Given instruction:
Wherever a line holds the word "stay", copy that line out.

Saved data entries:
-----
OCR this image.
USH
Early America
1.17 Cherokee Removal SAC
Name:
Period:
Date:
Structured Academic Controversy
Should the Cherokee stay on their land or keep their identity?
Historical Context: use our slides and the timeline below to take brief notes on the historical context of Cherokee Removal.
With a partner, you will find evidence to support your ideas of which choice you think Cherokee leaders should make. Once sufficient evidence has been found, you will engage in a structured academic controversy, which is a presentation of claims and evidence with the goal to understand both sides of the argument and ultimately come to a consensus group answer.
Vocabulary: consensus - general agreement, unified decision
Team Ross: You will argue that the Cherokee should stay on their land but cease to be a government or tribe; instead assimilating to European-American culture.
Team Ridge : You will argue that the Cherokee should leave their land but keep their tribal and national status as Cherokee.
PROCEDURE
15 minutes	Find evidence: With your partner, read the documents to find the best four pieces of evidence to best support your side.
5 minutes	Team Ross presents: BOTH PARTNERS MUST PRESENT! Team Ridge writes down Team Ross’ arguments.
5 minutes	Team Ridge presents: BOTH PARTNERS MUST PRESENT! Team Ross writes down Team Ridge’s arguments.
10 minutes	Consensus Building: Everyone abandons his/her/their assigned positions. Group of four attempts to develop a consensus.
-----
Exercise result:
Should the Cherokee stay on their land or keep their identity?
Team Ross: You will argue that the Cherokee should stay on their land but cease to be a government or tribe; instead assimilating to European-American culture.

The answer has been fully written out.